What the task requires: State how many lines of the records contain the string "Cari". Give the number alone.

Material to process:
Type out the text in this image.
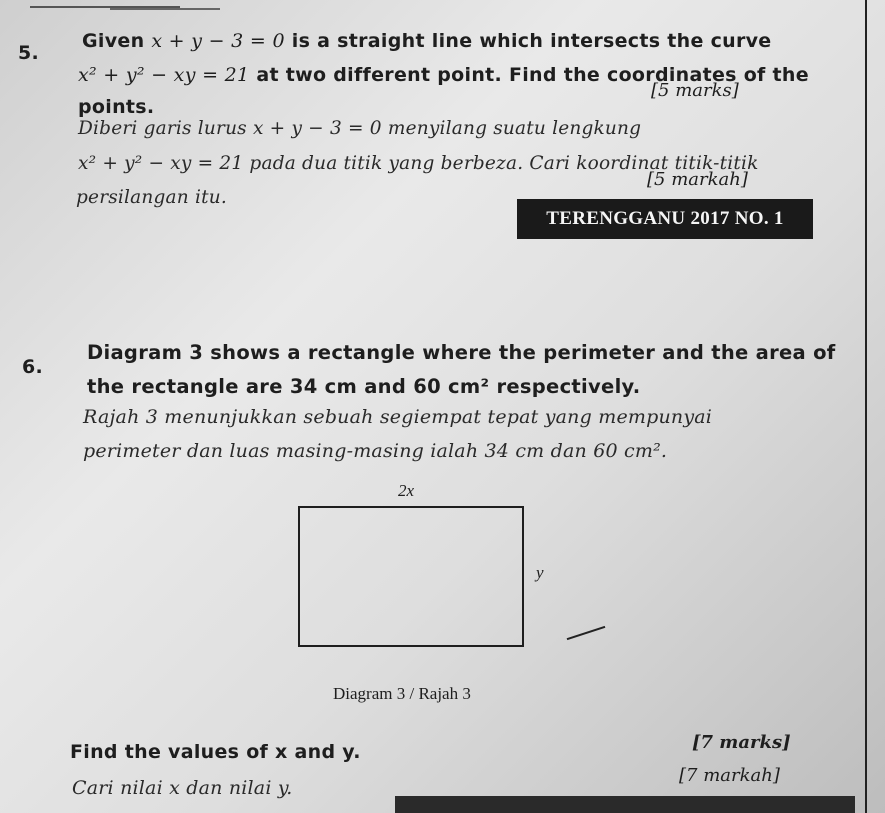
5.
Given x + y − 3 = 0 is a straight line which intersects the curve
x² + y² − xy = 21 at two different point. Find the coordinates of the
points.
[5 marks]
Diberi garis lurus x + y − 3 = 0 menyilang suatu lengkung
x² + y² − xy = 21 pada dua titik yang berbeza. Cari koordinat titik-titik
persilangan itu.
[5 markah]
TERENGGANU 2017 NO. 1
6.
Diagram 3 shows a rectangle where the perimeter and the area of
the rectangle are 34 cm and 60 cm² respectively.
Rajah 3 menunjukkan sebuah segiempat tepat yang mempunyai
perimeter dan luas masing-masing ialah 34 cm dan 60 cm².
2x
y
Diagram 3 / Rajah 3
Find the values of x and y.	[7 marks]
Cari nilai x dan nilai y.
[7 markah]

Task output: 2